═══ Data extract
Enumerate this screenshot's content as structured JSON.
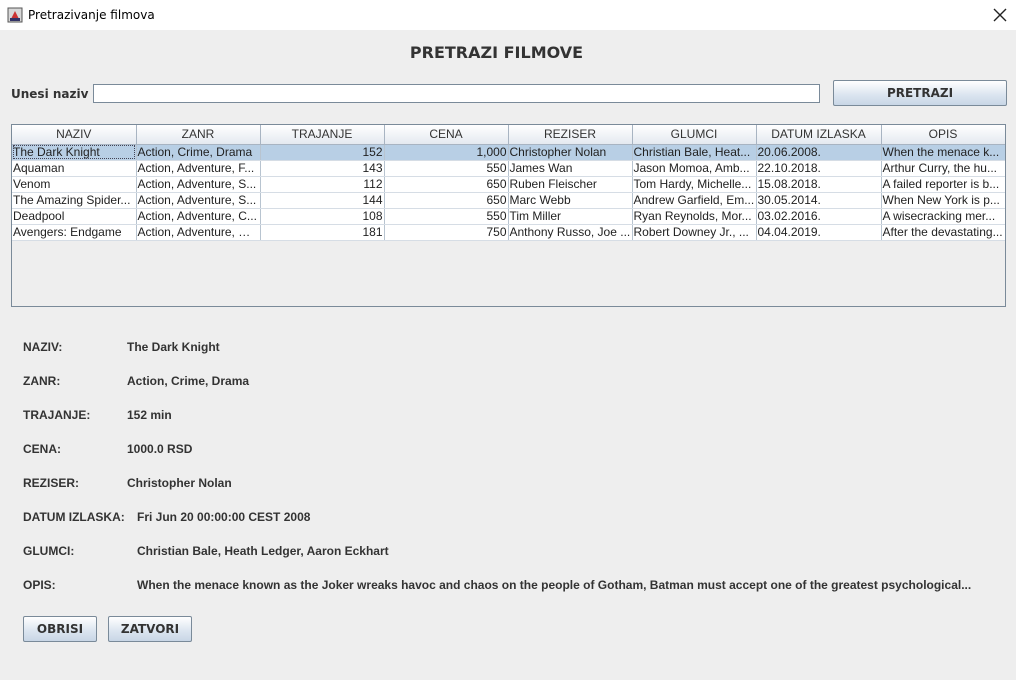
{
  "window": {
    "title": "Pretrazivanje filmova",
    "icon": "java-app-icon",
    "close_icon": "close-icon"
  },
  "heading": "PRETRAZI FILMOVE",
  "search": {
    "label": "Unesi naziv",
    "value": "",
    "placeholder": "",
    "button_label": "PRETRAZI"
  },
  "table": {
    "columns": [
      "NAZIV",
      "ZANR",
      "TRAJANJE",
      "CENA",
      "REZISER",
      "GLUMCI",
      "DATUM IZLASKA",
      "OPIS"
    ],
    "selected_row": 0,
    "rows": [
      [
        "The Dark Knight",
        "Action, Crime, Drama",
        "152",
        "1,000",
        "Christopher Nolan",
        "Christian Bale, Heat...",
        "20.06.2008.",
        "When the menace k..."
      ],
      [
        "Aquaman",
        "Action, Adventure, F...",
        "143",
        "550",
        "James Wan",
        "Jason Momoa, Amb...",
        "22.10.2018.",
        "Arthur Curry, the hu..."
      ],
      [
        "Venom",
        "Action, Adventure, S...",
        "112",
        "650",
        "Ruben Fleischer",
        "Tom Hardy, Michelle...",
        "15.08.2018.",
        "A failed reporter is b..."
      ],
      [
        "The Amazing Spider...",
        "Action, Adventure, S...",
        "144",
        "650",
        "Marc Webb",
        "Andrew Garfield, Em...",
        "30.05.2014.",
        "When New York is p..."
      ],
      [
        "Deadpool",
        "Action, Adventure, C...",
        "108",
        "550",
        "Tim Miller",
        "Ryan Reynolds, Mor...",
        "03.02.2016.",
        "A wisecracking mer..."
      ],
      [
        "Avengers: Endgame",
        "Action, Adventure, Dr...",
        "181",
        "750",
        "Anthony Russo, Joe ...",
        "Robert Downey Jr., ...",
        "04.04.2019.",
        "After the devastating..."
      ]
    ]
  },
  "details": {
    "naziv_label": "NAZIV:",
    "naziv": "The Dark Knight",
    "zanr_label": "ZANR:",
    "zanr": "Action, Crime, Drama",
    "trajanje_label": "TRAJANJE:",
    "trajanje": "152 min",
    "cena_label": "CENA:",
    "cena": "1000.0 RSD",
    "reziser_label": "REZISER:",
    "reziser": "Christopher Nolan",
    "datum_label": "DATUM IZLASKA:",
    "datum": "Fri Jun 20 00:00:00 CEST 2008",
    "glumci_label": "GLUMCI:",
    "glumci": "Christian Bale, Heath Ledger, Aaron Eckhart",
    "opis_label": "OPIS:",
    "opis": "When the menace known as the Joker wreaks havoc and chaos on the people of Gotham, Batman must accept one of the greatest psychological..."
  },
  "buttons": {
    "delete_label": "OBRISI",
    "close_label": "ZATVORI"
  }
}
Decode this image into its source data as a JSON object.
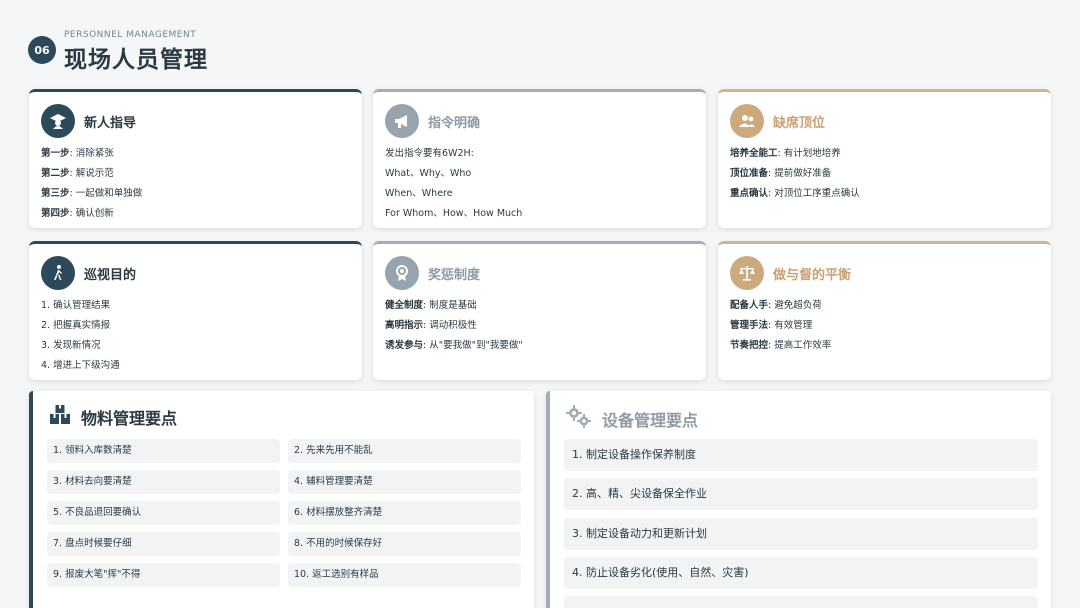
{
  "header": {
    "number": "06",
    "subtitle": "PERSONNEL MANAGEMENT",
    "title": "现场人员管理"
  },
  "cards": [
    {
      "title": "新人指导",
      "icon": "graduate-icon",
      "lines": [
        {
          "k": "第一步",
          "v": ": 消除紧张"
        },
        {
          "k": "第二步",
          "v": ": 解说示范"
        },
        {
          "k": "第三步",
          "v": ": 一起做和单独做"
        },
        {
          "k": "第四步",
          "v": ": 确认创新"
        }
      ]
    },
    {
      "title": "指令明确",
      "icon": "megaphone-icon",
      "lines": [
        {
          "k": "",
          "v": "发出指令要有6W2H:"
        },
        {
          "k": "",
          "v": "What、Why、Who"
        },
        {
          "k": "",
          "v": "When、Where"
        },
        {
          "k": "",
          "v": "For Whom、How、How Much"
        }
      ]
    },
    {
      "title": "缺席顶位",
      "icon": "users-icon",
      "lines": [
        {
          "k": "培养全能工",
          "v": ": 有计划地培养"
        },
        {
          "k": "顶位准备",
          "v": ": 提前做好准备"
        },
        {
          "k": "重点确认",
          "v": ": 对顶位工序重点确认"
        }
      ]
    },
    {
      "title": "巡视目的",
      "icon": "walking-icon",
      "lines": [
        {
          "k": "",
          "v": "1. 确认管理结果"
        },
        {
          "k": "",
          "v": "2. 把握真实情报"
        },
        {
          "k": "",
          "v": "3. 发现新情况"
        },
        {
          "k": "",
          "v": "4. 增进上下级沟通"
        }
      ]
    },
    {
      "title": "奖惩制度",
      "icon": "award-icon",
      "lines": [
        {
          "k": "健全制度",
          "v": ": 制度是基础"
        },
        {
          "k": "高明指示",
          "v": ": 调动积极性"
        },
        {
          "k": "诱发参与",
          "v": ": 从\"要我做\"到\"我要做\""
        }
      ]
    },
    {
      "title": "做与督的平衡",
      "icon": "balance-scale-icon",
      "lines": [
        {
          "k": "配备人手",
          "v": ": 避免超负荷"
        },
        {
          "k": "管理手法",
          "v": ": 有效管理"
        },
        {
          "k": "节奏把控",
          "v": ": 提高工作效率"
        }
      ]
    }
  ],
  "materials": {
    "title": "物料管理要点",
    "items": [
      "1. 领料入库数清楚",
      "2. 先来先用不能乱",
      "3. 材料去向要清楚",
      "4. 辅料管理要清楚",
      "5. 不良品退回要确认",
      "6. 材料摆放整齐清楚",
      "7. 盘点时候要仔细",
      "8. 不用的时候保存好",
      "9. 报废大笔\"挥\"不得",
      "10. 返工选别有样品"
    ]
  },
  "equipment": {
    "title": "设备管理要点",
    "items": [
      "1. 制定设备操作保养制度",
      "2. 高、精、尖设备保全作业",
      "3. 制定设备动力和更新计划",
      "4. 防止设备劣化(使用、自然、灾害)"
    ]
  }
}
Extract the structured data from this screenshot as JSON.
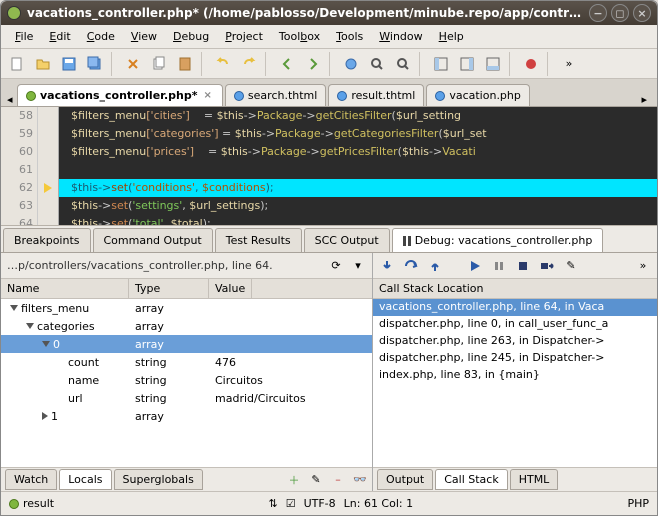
══════
**What the task asks**
Set down all the data again exactly as above, pictures excluded.

**Result**
Enumerate this screenshot's content as structured JSON.
{
  "window": {
    "title": "Pretrazivanje filmova",
    "icon": "java-app-icon",
    "close_icon": "close-icon"
  },
  "heading": "PRETRAZI FILMOVE",
  "search": {
    "label": "Unesi naziv",
    "value": "",
    "placeholder": "",
    "button_label": "PRETRAZI"
  },
  "table": {
    "columns": [
      "NAZIV",
      "ZANR",
      "TRAJANJE",
      "CENA",
      "REZISER",
      "GLUMCI",
      "DATUM IZLASKA",
      "OPIS"
    ],
    "selected_row": 0,
    "rows": [
      [
        "The Dark Knight",
        "Action, Crime, Drama",
        "152",
        "1,000",
        "Christopher Nolan",
        "Christian Bale, Heat...",
        "20.06.2008.",
        "When the menace k..."
      ],
      [
        "Aquaman",
        "Action, Adventure, F...",
        "143",
        "550",
        "James Wan",
        "Jason Momoa, Amb...",
        "22.10.2018.",
        "Arthur Curry, the hu..."
      ],
      [
        "Venom",
        "Action, Adventure, S...",
        "112",
        "650",
        "Ruben Fleischer",
        "Tom Hardy, Michelle...",
        "15.08.2018.",
        "A failed reporter is b..."
      ],
      [
        "The Amazing Spider...",
        "Action, Adventure, S...",
        "144",
        "650",
        "Marc Webb",
        "Andrew Garfield, Em...",
        "30.05.2014.",
        "When New York is p..."
      ],
      [
        "Deadpool",
        "Action, Adventure, C...",
        "108",
        "550",
        "Tim Miller",
        "Ryan Reynolds, Mor...",
        "03.02.2016.",
        "A wisecracking mer..."
      ],
      [
        "Avengers: Endgame",
        "Action, Adventure, Dr...",
        "181",
        "750",
        "Anthony Russo, Joe ...",
        "Robert Downey Jr., ...",
        "04.04.2019.",
        "After the devastating..."
      ]
    ]
  },
  "details": {
    "naziv_label": "NAZIV:",
    "naziv": "The Dark Knight",
    "zanr_label": "ZANR:",
    "zanr": "Action, Crime, Drama",
    "trajanje_label": "TRAJANJE:",
    "trajanje": "152 min",
    "cena_label": "CENA:",
    "cena": "1000.0 RSD",
    "reziser_label": "REZISER:",
    "reziser": "Christopher Nolan",
    "datum_label": "DATUM IZLASKA:",
    "datum": "Fri Jun 20 00:00:00 CEST 2008",
    "glumci_label": "GLUMCI:",
    "glumci": "Christian Bale, Heath Ledger, Aaron Eckhart",
    "opis_label": "OPIS:",
    "opis": "When the menace known as the Joker wreaks havoc and chaos on the people of Gotham, Batman must accept one of the greatest psychological..."
  },
  "buttons": {
    "delete_label": "OBRISI",
    "close_label": "ZATVORI"
  }
}
Decode this image into its source data as a JSON object.
{
  "header": {
    "number": "06",
    "subtitle": "PERSONNEL MANAGEMENT",
    "title": "现场人员管理"
  },
  "cards": [
    {
      "title": "新人指导",
      "icon": "graduate-icon",
      "lines": [
        {
          "k": "第一步",
          "v": ": 消除紧张"
        },
        {
          "k": "第二步",
          "v": ": 解说示范"
        },
        {
          "k": "第三步",
          "v": ": 一起做和单独做"
        },
        {
          "k": "第四步",
          "v": ": 确认创新"
        }
      ]
    },
    {
      "title": "指令明确",
      "icon": "megaphone-icon",
      "lines": [
        {
          "k": "",
          "v": "发出指令要有6W2H:"
        },
        {
          "k": "",
          "v": "What、Why、Who"
        },
        {
          "k": "",
          "v": "When、Where"
        },
        {
          "k": "",
          "v": "For Whom、How、How Much"
        }
      ]
    },
    {
      "title": "缺席顶位",
      "icon": "users-icon",
      "lines": [
        {
          "k": "培养全能工",
          "v": ": 有计划地培养"
        },
        {
          "k": "顶位准备",
          "v": ": 提前做好准备"
        },
        {
          "k": "重点确认",
          "v": ": 对顶位工序重点确认"
        }
      ]
    },
    {
      "title": "巡视目的",
      "icon": "walking-icon",
      "lines": [
        {
          "k": "",
          "v": "1. 确认管理结果"
        },
        {
          "k": "",
          "v": "2. 把握真实情报"
        },
        {
          "k": "",
          "v": "3. 发现新情况"
        },
        {
          "k": "",
          "v": "4. 增进上下级沟通"
        }
      ]
    },
    {
      "title": "奖惩制度",
      "icon": "award-icon",
      "lines": [
        {
          "k": "健全制度",
          "v": ": 制度是基础"
        },
        {
          "k": "高明指示",
          "v": ": 调动积极性"
        },
        {
          "k": "诱发参与",
          "v": ": 从\"要我做\"到\"我要做\""
        }
      ]
    },
    {
      "title": "做与督的平衡",
      "icon": "balance-scale-icon",
      "lines": [
        {
          "k": "配备人手",
          "v": ": 避免超负荷"
        },
        {
          "k": "管理手法",
          "v": ": 有效管理"
        },
        {
          "k": "节奏把控",
          "v": ": 提高工作效率"
        }
      ]
    }
  ],
  "materials": {
    "title": "物料管理要点",
    "items": [
      "1. 领料入库数清楚",
      "2. 先来先用不能乱",
      "3. 材料去向要清楚",
      "4. 辅料管理要清楚",
      "5. 不良品退回要确认",
      "6. 材料摆放整齐清楚",
      "7. 盘点时候要仔细",
      "8. 不用的时候保存好",
      "9. 报废大笔\"挥\"不得",
      "10. 返工选别有样品"
    ]
  },
  "equipment": {
    "title": "设备管理要点",
    "items": [
      "1. 制定设备操作保养制度",
      "2. 高、精、尖设备保全作业",
      "3. 制定设备动力和更新计划",
      "4. 防止设备劣化(使用、自然、灾害)"
    ]
  }
}
Extract the structured data from this screenshot as JSON.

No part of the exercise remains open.